Saved entries:
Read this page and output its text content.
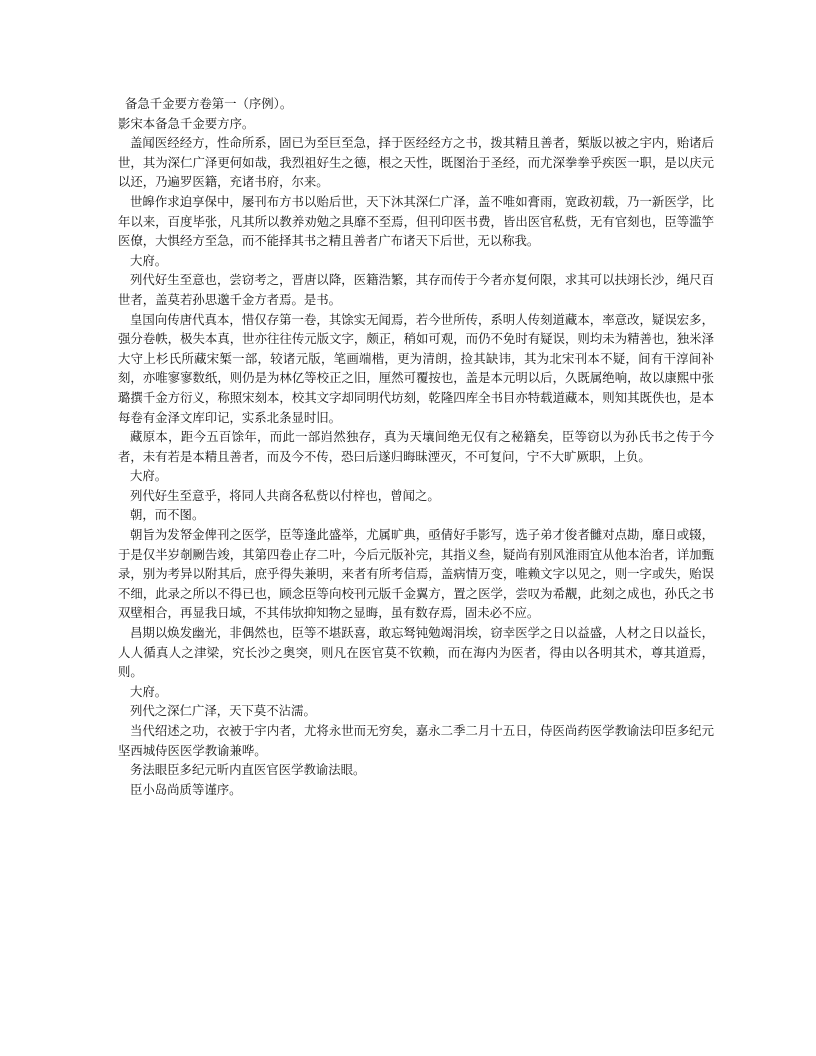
备急千金要方卷第一（序例）。

影宋本备急千金要方序。

盖闻医经经方，性命所系，固已为至巨至急，择于医经经方之书，拨其精且善者，椠版以被之宇内，贻诸后世，其为深仁广泽更何如哉，我烈祖好生之德，根之天性，既图治于圣经，而尤深拳拳乎疾医一职，是以庆元以还，乃遍罗医籍，充诸书府，尔来。

世皞作求迫享保中，屡刊布方书以贻后世，天下沐其深仁广泽，盖不唯如膏雨，宽政初载，乃一新医学，比年以来，百度毕张，凡其所以教养劝勉之具靡不至焉，但刊印医书费，皆出医官私赀，无有官刻也，臣等滥竽医僚，大惧经方至急，而不能择其书之精且善者广布诸天下后世，无以称我。

大府。

列代好生至意也，尝窃考之，晋唐以降，医籍浩繁，其存而传于今者亦复何限，求其可以扶翊长沙，绳尺百世者，盖莫若孙思邈千金方者焉。是书。

皇国向传唐代真本，惜仅存第一卷，其馀实无闻焉，若今世所传，系明人传刻道藏本，率意改，疑误宏多，强分卷帙，极失本真，世亦往往传元版文字，颇正，稍如可观，而仍不免时有疑误，则均未为精善也，独米泽大守上杉氏所藏宋椠一部，较诸元版，笔画端楷，更为清朗，捡其缺讳，其为北宋刊本不疑，间有干淳间补刻，亦唯寥寥数纸，则仍是为林亿等校正之旧，厘然可覆按也，盖是本元明以后，久既属绝响，故以康熙中张璐撰千金方衍义，称照宋刻本，校其文字却同明代坊刻，乾隆四库全书目亦特载道藏本，则知其既佚也，是本每卷有金泽文库印记，实系北条显时旧。

藏原本，距今五百馀年，而此一部岿然独存，真为天壤间绝无仅有之秘籍矣，臣等窃以为孙氏书之传于今者，未有若是本精且善者，而及今不传，恐曰后遂归晦昧湮灭，不可复问，宁不大旷厥职，上负。

大府。

列代好生至意乎，将同人共商各私赀以付梓也，曾闻之。

朝，而不图。

朝旨为发帑金俾刊之医学，臣等逢此盛举，尤属旷典，亟倩好手影写，选子弟才俊者雠对点勘，靡日或辍，于是仅半岁剞劂告竣，其第四卷止存二叶，今后元版补完，其指义叁，疑尚有别风淮雨宜从他本治者，详加甄录，别为考异以附其后，庶乎得失兼明，来者有所考信焉，盖病情万变，唯赖文字以见之，则一字或失，贻误不细，此录之所以不得已也，顾念臣等向校刊元版千金翼方，置之医学，尝叹为希觏，此刻之成也，孙氏之书双壁相合，再显我日域，不其伟欤抑知物之显晦，虽有数存焉，固未必不应。

昌期以焕发幽光，非偶然也，臣等不堪跃喜，敢忘驽钝勉竭涓埃，窃幸医学之日以益盛，人材之日以益长，人人循真人之津梁，究长沙之奥突，则凡在医官莫不钦赖，而在海内为医者，得由以各明其术，尊其道焉，则。

大府。

列代之深仁广泽，天下莫不沾濡。

当代绍述之功，衣被于宇内者，尤将永世而无穷矣，嘉永二季二月十五日，侍医尚药医学教谕法印臣多纪元坚西城侍医医学教谕兼哗。

务法眼臣多纪元昕内直医官医学教谕法眼。

臣小岛尚质等谨序。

# What to do
Reproduce the records above exactly, leaving out every picture they contain.

# Response
Read this page and output its text content.
备急千金要方卷第一（序例）。

影宋本备急千金要方序。

盖闻医经经方，性命所系，固已为至巨至急，择于医经经方之书，拨其精且善者，椠版以被之宇内，贻诸后世，其为深仁广泽更何如哉，我烈祖好生之德，根之天性，既图治于圣经，而尤深拳拳乎疾医一职，是以庆元以还，乃遍罗医籍，充诸书府，尔来。

世皞作求迫享保中，屡刊布方书以贻后世，天下沐其深仁广泽，盖不唯如膏雨，宽政初载，乃一新医学，比年以来，百度毕张，凡其所以教养劝勉之具靡不至焉，但刊印医书费，皆出医官私赀，无有官刻也，臣等滥竽医僚，大惧经方至急，而不能择其书之精且善者广布诸天下后世，无以称我。

大府。

列代好生至意也，尝窃考之，晋唐以降，医籍浩繁，其存而传于今者亦复何限，求其可以扶翊长沙，绳尺百世者，盖莫若孙思邈千金方者焉。是书。

皇国向传唐代真本，惜仅存第一卷，其馀实无闻焉，若今世所传，系明人传刻道藏本，率意改，疑误宏多，强分卷帙，极失本真，世亦往往传元版文字，颇正，稍如可观，而仍不免时有疑误，则均未为精善也，独米泽大守上杉氏所藏宋椠一部，较诸元版，笔画端楷，更为清朗，捡其缺讳，其为北宋刊本不疑，间有干淳间补刻，亦唯寥寥数纸，则仍是为林亿等校正之旧，厘然可覆按也，盖是本元明以后，久既属绝响，故以康熙中张璐撰千金方衍义，称照宋刻本，校其文字却同明代坊刻，乾隆四库全书目亦特载道藏本，则知其既佚也，是本每卷有金泽文库印记，实系北条显时旧。

藏原本，距今五百馀年，而此一部岿然独存，真为天壤间绝无仅有之秘籍矣，臣等窃以为孙氏书之传于今者，未有若是本精且善者，而及今不传，恐曰后遂归晦昧湮灭，不可复问，宁不大旷厥职，上负。

大府。

列代好生至意乎，将同人共商各私赀以付梓也，曾闻之。

朝，而不图。

朝旨为发帑金俾刊之医学，臣等逢此盛举，尤属旷典，亟倩好手影写，选子弟才俊者雠对点勘，靡日或辍，于是仅半岁剞劂告竣，其第四卷止存二叶，今后元版补完，其指义叁，疑尚有别风淮雨宜从他本治者，详加甄录，别为考异以附其后，庶乎得失兼明，来者有所考信焉，盖病情万变，唯赖文字以见之，则一字或失，贻误不细，此录之所以不得已也，顾念臣等向校刊元版千金翼方，置之医学，尝叹为希觏，此刻之成也，孙氏之书双壁相合，再显我日域，不其伟欤抑知物之显晦，虽有数存焉，固未必不应。

昌期以焕发幽光，非偶然也，臣等不堪跃喜，敢忘驽钝勉竭涓埃，窃幸医学之日以益盛，人材之日以益长，人人循真人之津梁，究长沙之奥突，则凡在医官莫不钦赖，而在海内为医者，得由以各明其术，尊其道焉，则。

大府。

列代之深仁广泽，天下莫不沾濡。

当代绍述之功，衣被于宇内者，尤将永世而无穷矣，嘉永二季二月十五日，侍医尚药医学教谕法印臣多纪元坚西城侍医医学教谕兼哗。

务法眼臣多纪元昕内直医官医学教谕法眼。

臣小岛尚质等谨序。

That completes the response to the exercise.